(Collected data)
____________________

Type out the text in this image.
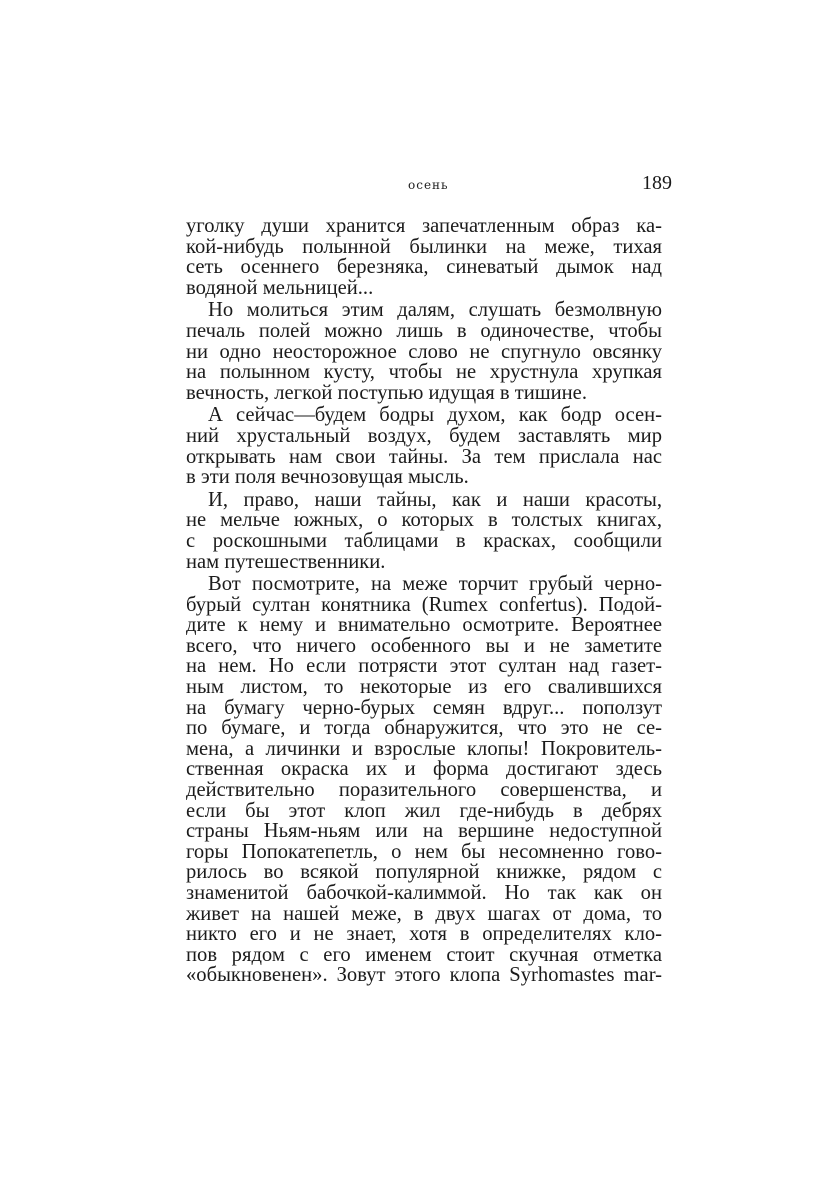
осень	189
уголку души хранится запечатленным образ ка-
кой-нибудь полынной былинки на меже, тихая
сеть осеннего березняка, синеватый дымок над
водяной мельницей...
Но молиться этим далям, слушать безмолвную
печаль полей можно лишь в одиночестве, чтобы
ни одно неосторожное слово не спугнуло овсянку
на полынном кусту, чтобы не хрустнула хрупкая
вечность, легкой поступью идущая в тишине.
А сейчас—будем бодры духом, как бодр осен-
ний хрустальный воздух, будем заставлять мир
открывать нам свои тайны. За тем прислала нас
в эти поля вечнозовущая мысль.
И, право, наши тайны, как и наши красоты,
не мельче южных, о которых в толстых книгах,
с роскошными таблицами в красках, сообщили
нам путешественники.
Вот посмотрите, на меже торчит грубый черно-
бурый султан конятника (Rumex confertus). Подой-
дите к нему и внимательно осмотрите. Вероятнее
всего, что ничего особенного вы и не заметите
на нем. Но если потрясти этот султан над газет-
ным листом, то некоторые из его свалившихся
на бумагу черно-бурых семян вдруг... поползут
по бумаге, и тогда обнаружится, что это не се-
мена, а личинки и взрослые клопы! Покровитель-
ственная окраска их и форма достигают здесь
действительно поразительного совершенства, и
если бы этот клоп жил где-нибудь в дебрях
страны Ньям-ньям или на вершине недоступной
горы Попокатепетль, о нем бы несомненно гово-
рилось во всякой популярной книжке, рядом с
знаменитой бабочкой-калиммой. Но так как он
живет на нашей меже, в двух шагах от дома, то
никто его и не знает, хотя в определителях кло-
пов рядом с его именем стоит скучная отметка
«обыкновенен». Зовут этого клопа Syrhomastes mar-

____________________

Skip the images and write out the rest of the listing exactly.

• Solution for this exercise:
Type out the text in this image.
осень	189
уголку души хранится запечатленным образ ка-
кой-нибудь полынной былинки на меже, тихая
сеть осеннего березняка, синеватый дымок над
водяной мельницей...
Но молиться этим далям, слушать безмолвную
печаль полей можно лишь в одиночестве, чтобы
ни одно неосторожное слово не спугнуло овсянку
на полынном кусту, чтобы не хрустнула хрупкая
вечность, легкой поступью идущая в тишине.
А сейчас—будем бодры духом, как бодр осен-
ний хрустальный воздух, будем заставлять мир
открывать нам свои тайны. За тем прислала нас
в эти поля вечнозовущая мысль.
И, право, наши тайны, как и наши красоты,
не мельче южных, о которых в толстых книгах,
с роскошными таблицами в красках, сообщили
нам путешественники.
Вот посмотрите, на меже торчит грубый черно-
бурый султан конятника (Rumex confertus). Подой-
дите к нему и внимательно осмотрите. Вероятнее
всего, что ничего особенного вы и не заметите
на нем. Но если потрясти этот султан над газет-
ным листом, то некоторые из его свалившихся
на бумагу черно-бурых семян вдруг... поползут
по бумаге, и тогда обнаружится, что это не се-
мена, а личинки и взрослые клопы! Покровитель-
ственная окраска их и форма достигают здесь
действительно поразительного совершенства, и
если бы этот клоп жил где-нибудь в дебрях
страны Ньям-ньям или на вершине недоступной
горы Попокатепетль, о нем бы несомненно гово-
рилось во всякой популярной книжке, рядом с
знаменитой бабочкой-калиммой. Но так как он
живет на нашей меже, в двух шагах от дома, то
никто его и не знает, хотя в определителях кло-
пов рядом с его именем стоит скучная отметка
«обыкновенен». Зовут этого клопа Syrhomastes mar-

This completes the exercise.